++++ Excerpted data

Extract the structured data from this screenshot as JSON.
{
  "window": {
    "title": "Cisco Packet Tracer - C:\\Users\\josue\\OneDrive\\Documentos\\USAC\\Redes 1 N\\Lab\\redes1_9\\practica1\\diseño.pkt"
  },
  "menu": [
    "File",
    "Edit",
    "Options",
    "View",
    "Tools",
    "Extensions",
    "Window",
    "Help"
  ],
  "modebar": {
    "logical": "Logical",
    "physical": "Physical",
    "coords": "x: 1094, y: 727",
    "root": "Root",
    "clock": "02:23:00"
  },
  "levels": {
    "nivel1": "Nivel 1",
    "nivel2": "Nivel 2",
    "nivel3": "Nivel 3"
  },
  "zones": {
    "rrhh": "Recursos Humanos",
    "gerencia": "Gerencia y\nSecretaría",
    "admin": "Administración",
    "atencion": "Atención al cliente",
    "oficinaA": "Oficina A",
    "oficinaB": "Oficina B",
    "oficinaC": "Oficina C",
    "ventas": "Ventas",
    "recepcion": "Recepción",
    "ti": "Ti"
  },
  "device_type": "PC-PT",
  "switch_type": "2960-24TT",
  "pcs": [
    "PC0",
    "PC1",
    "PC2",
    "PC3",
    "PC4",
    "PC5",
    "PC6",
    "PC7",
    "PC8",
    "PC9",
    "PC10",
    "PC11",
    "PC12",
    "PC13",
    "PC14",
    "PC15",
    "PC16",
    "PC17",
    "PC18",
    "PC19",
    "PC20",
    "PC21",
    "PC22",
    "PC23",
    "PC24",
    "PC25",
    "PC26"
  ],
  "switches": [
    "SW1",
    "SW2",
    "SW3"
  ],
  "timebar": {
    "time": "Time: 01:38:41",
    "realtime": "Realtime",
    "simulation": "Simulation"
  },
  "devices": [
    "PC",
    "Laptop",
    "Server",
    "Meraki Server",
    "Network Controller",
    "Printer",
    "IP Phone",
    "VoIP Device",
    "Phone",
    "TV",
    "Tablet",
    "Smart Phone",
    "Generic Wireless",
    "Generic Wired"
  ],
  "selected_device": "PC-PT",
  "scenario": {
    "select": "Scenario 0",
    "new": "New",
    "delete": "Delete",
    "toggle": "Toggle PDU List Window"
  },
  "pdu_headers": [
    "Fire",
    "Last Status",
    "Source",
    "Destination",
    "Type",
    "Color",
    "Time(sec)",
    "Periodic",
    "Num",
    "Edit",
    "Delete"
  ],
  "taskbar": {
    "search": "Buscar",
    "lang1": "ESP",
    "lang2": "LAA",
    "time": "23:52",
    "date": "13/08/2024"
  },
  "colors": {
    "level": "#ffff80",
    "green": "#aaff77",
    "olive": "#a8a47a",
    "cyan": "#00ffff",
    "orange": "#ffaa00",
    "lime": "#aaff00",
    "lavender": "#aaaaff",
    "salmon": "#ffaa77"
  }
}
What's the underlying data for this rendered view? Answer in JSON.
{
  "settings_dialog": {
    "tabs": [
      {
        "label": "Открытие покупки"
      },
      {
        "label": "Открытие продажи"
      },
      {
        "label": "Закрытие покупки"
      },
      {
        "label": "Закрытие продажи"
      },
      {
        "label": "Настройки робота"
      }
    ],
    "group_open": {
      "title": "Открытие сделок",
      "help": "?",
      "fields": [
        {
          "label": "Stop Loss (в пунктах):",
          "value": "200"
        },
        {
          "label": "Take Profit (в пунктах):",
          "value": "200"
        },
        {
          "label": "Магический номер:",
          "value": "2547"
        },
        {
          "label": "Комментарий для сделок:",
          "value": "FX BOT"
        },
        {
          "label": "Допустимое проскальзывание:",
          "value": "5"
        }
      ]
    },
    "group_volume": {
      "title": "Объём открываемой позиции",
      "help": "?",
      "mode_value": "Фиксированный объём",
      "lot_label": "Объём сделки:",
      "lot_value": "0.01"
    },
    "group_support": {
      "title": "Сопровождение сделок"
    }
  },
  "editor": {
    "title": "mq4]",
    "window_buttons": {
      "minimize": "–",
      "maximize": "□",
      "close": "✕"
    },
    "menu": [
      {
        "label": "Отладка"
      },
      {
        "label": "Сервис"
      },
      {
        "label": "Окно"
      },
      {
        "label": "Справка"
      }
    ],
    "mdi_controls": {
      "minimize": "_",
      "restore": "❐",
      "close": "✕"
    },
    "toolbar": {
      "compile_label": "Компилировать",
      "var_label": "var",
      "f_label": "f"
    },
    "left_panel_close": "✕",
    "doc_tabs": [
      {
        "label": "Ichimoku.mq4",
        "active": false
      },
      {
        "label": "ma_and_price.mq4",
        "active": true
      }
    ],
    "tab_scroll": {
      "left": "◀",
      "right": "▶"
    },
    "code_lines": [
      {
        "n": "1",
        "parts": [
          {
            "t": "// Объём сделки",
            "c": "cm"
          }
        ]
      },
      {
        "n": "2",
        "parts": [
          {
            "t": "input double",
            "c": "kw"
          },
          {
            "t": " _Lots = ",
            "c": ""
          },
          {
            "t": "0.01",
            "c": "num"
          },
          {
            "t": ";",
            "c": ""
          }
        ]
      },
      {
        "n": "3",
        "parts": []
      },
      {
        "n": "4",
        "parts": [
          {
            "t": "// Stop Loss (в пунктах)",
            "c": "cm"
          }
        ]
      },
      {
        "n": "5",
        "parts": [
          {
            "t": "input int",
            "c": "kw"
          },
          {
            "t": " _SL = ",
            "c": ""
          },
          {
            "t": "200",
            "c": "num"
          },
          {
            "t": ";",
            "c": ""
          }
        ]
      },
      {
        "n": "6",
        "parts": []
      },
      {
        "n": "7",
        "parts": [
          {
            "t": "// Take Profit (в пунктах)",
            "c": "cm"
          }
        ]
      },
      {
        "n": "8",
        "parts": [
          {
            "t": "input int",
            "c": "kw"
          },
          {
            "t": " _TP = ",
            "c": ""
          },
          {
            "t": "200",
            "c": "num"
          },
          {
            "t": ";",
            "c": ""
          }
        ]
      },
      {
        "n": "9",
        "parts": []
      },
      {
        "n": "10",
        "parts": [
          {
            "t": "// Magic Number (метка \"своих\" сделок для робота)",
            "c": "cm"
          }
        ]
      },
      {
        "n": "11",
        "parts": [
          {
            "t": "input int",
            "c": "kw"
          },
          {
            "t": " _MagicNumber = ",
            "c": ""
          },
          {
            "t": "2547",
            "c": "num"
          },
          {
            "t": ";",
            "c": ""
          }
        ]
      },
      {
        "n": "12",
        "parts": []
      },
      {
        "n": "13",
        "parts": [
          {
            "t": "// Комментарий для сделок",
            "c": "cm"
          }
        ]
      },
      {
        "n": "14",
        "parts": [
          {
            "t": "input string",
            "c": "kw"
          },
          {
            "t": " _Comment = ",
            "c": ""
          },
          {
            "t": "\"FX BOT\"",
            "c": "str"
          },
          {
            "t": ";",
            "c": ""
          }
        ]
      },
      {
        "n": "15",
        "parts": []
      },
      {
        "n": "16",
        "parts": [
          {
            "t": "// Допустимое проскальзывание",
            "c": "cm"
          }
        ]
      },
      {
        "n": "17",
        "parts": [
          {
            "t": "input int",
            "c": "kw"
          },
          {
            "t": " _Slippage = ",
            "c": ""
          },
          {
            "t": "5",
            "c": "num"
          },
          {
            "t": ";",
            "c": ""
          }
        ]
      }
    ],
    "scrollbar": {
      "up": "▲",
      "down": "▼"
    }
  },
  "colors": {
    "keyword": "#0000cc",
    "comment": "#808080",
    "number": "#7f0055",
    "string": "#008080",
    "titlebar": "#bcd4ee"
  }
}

++++++++

[Exercise goal] From the first line to the last, retype the data exactly.

[Solution to this problem]
Extract the structured data from this screenshot as JSON.
{
  "window": {
    "title": "Cisco Packet Tracer - C:\\Users\\josue\\OneDrive\\Documentos\\USAC\\Redes 1 N\\Lab\\redes1_9\\practica1\\diseño.pkt"
  },
  "menu": [
    "File",
    "Edit",
    "Options",
    "View",
    "Tools",
    "Extensions",
    "Window",
    "Help"
  ],
  "modebar": {
    "logical": "Logical",
    "physical": "Physical",
    "coords": "x: 1094, y: 727",
    "root": "Root",
    "clock": "02:23:00"
  },
  "levels": {
    "nivel1": "Nivel 1",
    "nivel2": "Nivel 2",
    "nivel3": "Nivel 3"
  },
  "zones": {
    "rrhh": "Recursos Humanos",
    "gerencia": "Gerencia y\nSecretaría",
    "admin": "Administración",
    "atencion": "Atención al cliente",
    "oficinaA": "Oficina A",
    "oficinaB": "Oficina B",
    "oficinaC": "Oficina C",
    "ventas": "Ventas",
    "recepcion": "Recepción",
    "ti": "Ti"
  },
  "device_type": "PC-PT",
  "switch_type": "2960-24TT",
  "pcs": [
    "PC0",
    "PC1",
    "PC2",
    "PC3",
    "PC4",
    "PC5",
    "PC6",
    "PC7",
    "PC8",
    "PC9",
    "PC10",
    "PC11",
    "PC12",
    "PC13",
    "PC14",
    "PC15",
    "PC16",
    "PC17",
    "PC18",
    "PC19",
    "PC20",
    "PC21",
    "PC22",
    "PC23",
    "PC24",
    "PC25",
    "PC26"
  ],
  "switches": [
    "SW1",
    "SW2",
    "SW3"
  ],
  "timebar": {
    "time": "Time: 01:38:41",
    "realtime": "Realtime",
    "simulation": "Simulation"
  },
  "devices": [
    "PC",
    "Laptop",
    "Server",
    "Meraki Server",
    "Network Controller",
    "Printer",
    "IP Phone",
    "VoIP Device",
    "Phone",
    "TV",
    "Tablet",
    "Smart Phone",
    "Generic Wireless",
    "Generic Wired"
  ],
  "selected_device": "PC-PT",
  "scenario": {
    "select": "Scenario 0",
    "new": "New",
    "delete": "Delete",
    "toggle": "Toggle PDU List Window"
  },
  "pdu_headers": [
    "Fire",
    "Last Status",
    "Source",
    "Destination",
    "Type",
    "Color",
    "Time(sec)",
    "Periodic",
    "Num",
    "Edit",
    "Delete"
  ],
  "taskbar": {
    "search": "Buscar",
    "lang1": "ESP",
    "lang2": "LAA",
    "time": "23:52",
    "date": "13/08/2024"
  },
  "colors": {
    "level": "#ffff80",
    "green": "#aaff77",
    "olive": "#a8a47a",
    "cyan": "#00ffff",
    "orange": "#ffaa00",
    "lime": "#aaff00",
    "lavender": "#aaaaff",
    "salmon": "#ffaa77"
  }
}
What's the underlying data for this rendered view? Answer in JSON.
{
  "settings_dialog": {
    "tabs": [
      {
        "label": "Открытие покупки"
      },
      {
        "label": "Открытие продажи"
      },
      {
        "label": "Закрытие покупки"
      },
      {
        "label": "Закрытие продажи"
      },
      {
        "label": "Настройки робота"
      }
    ],
    "group_open": {
      "title": "Открытие сделок",
      "help": "?",
      "fields": [
        {
          "label": "Stop Loss (в пунктах):",
          "value": "200"
        },
        {
          "label": "Take Profit (в пунктах):",
          "value": "200"
        },
        {
          "label": "Магический номер:",
          "value": "2547"
        },
        {
          "label": "Комментарий для сделок:",
          "value": "FX BOT"
        },
        {
          "label": "Допустимое проскальзывание:",
          "value": "5"
        }
      ]
    },
    "group_volume": {
      "title": "Объём открываемой позиции",
      "help": "?",
      "mode_value": "Фиксированный объём",
      "lot_label": "Объём сделки:",
      "lot_value": "0.01"
    },
    "group_support": {
      "title": "Сопровождение сделок"
    }
  },
  "editor": {
    "title": "mq4]",
    "window_buttons": {
      "minimize": "–",
      "maximize": "□",
      "close": "✕"
    },
    "menu": [
      {
        "label": "Отладка"
      },
      {
        "label": "Сервис"
      },
      {
        "label": "Окно"
      },
      {
        "label": "Справка"
      }
    ],
    "mdi_controls": {
      "minimize": "_",
      "restore": "❐",
      "close": "✕"
    },
    "toolbar": {
      "compile_label": "Компилировать",
      "var_label": "var",
      "f_label": "f"
    },
    "left_panel_close": "✕",
    "doc_tabs": [
      {
        "label": "Ichimoku.mq4",
        "active": false
      },
      {
        "label": "ma_and_price.mq4",
        "active": true
      }
    ],
    "tab_scroll": {
      "left": "◀",
      "right": "▶"
    },
    "code_lines": [
      {
        "n": "1",
        "parts": [
          {
            "t": "// Объём сделки",
            "c": "cm"
          }
        ]
      },
      {
        "n": "2",
        "parts": [
          {
            "t": "input double",
            "c": "kw"
          },
          {
            "t": " _Lots = ",
            "c": ""
          },
          {
            "t": "0.01",
            "c": "num"
          },
          {
            "t": ";",
            "c": ""
          }
        ]
      },
      {
        "n": "3",
        "parts": []
      },
      {
        "n": "4",
        "parts": [
          {
            "t": "// Stop Loss (в пунктах)",
            "c": "cm"
          }
        ]
      },
      {
        "n": "5",
        "parts": [
          {
            "t": "input int",
            "c": "kw"
          },
          {
            "t": " _SL = ",
            "c": ""
          },
          {
            "t": "200",
            "c": "num"
          },
          {
            "t": ";",
            "c": ""
          }
        ]
      },
      {
        "n": "6",
        "parts": []
      },
      {
        "n": "7",
        "parts": [
          {
            "t": "// Take Profit (в пунктах)",
            "c": "cm"
          }
        ]
      },
      {
        "n": "8",
        "parts": [
          {
            "t": "input int",
            "c": "kw"
          },
          {
            "t": " _TP = ",
            "c": ""
          },
          {
            "t": "200",
            "c": "num"
          },
          {
            "t": ";",
            "c": ""
          }
        ]
      },
      {
        "n": "9",
        "parts": []
      },
      {
        "n": "10",
        "parts": [
          {
            "t": "// Magic Number (метка \"своих\" сделок для робота)",
            "c": "cm"
          }
        ]
      },
      {
        "n": "11",
        "parts": [
          {
            "t": "input int",
            "c": "kw"
          },
          {
            "t": " _MagicNumber = ",
            "c": ""
          },
          {
            "t": "2547",
            "c": "num"
          },
          {
            "t": ";",
            "c": ""
          }
        ]
      },
      {
        "n": "12",
        "parts": []
      },
      {
        "n": "13",
        "parts": [
          {
            "t": "// Комментарий для сделок",
            "c": "cm"
          }
        ]
      },
      {
        "n": "14",
        "parts": [
          {
            "t": "input string",
            "c": "kw"
          },
          {
            "t": " _Comment = ",
            "c": ""
          },
          {
            "t": "\"FX BOT\"",
            "c": "str"
          },
          {
            "t": ";",
            "c": ""
          }
        ]
      },
      {
        "n": "15",
        "parts": []
      },
      {
        "n": "16",
        "parts": [
          {
            "t": "// Допустимое проскальзывание",
            "c": "cm"
          }
        ]
      },
      {
        "n": "17",
        "parts": [
          {
            "t": "input int",
            "c": "kw"
          },
          {
            "t": " _Slippage = ",
            "c": ""
          },
          {
            "t": "5",
            "c": "num"
          },
          {
            "t": ";",
            "c": ""
          }
        ]
      }
    ],
    "scrollbar": {
      "up": "▲",
      "down": "▼"
    }
  },
  "colors": {
    "keyword": "#0000cc",
    "comment": "#808080",
    "number": "#7f0055",
    "string": "#008080",
    "titlebar": "#bcd4ee"
  }
}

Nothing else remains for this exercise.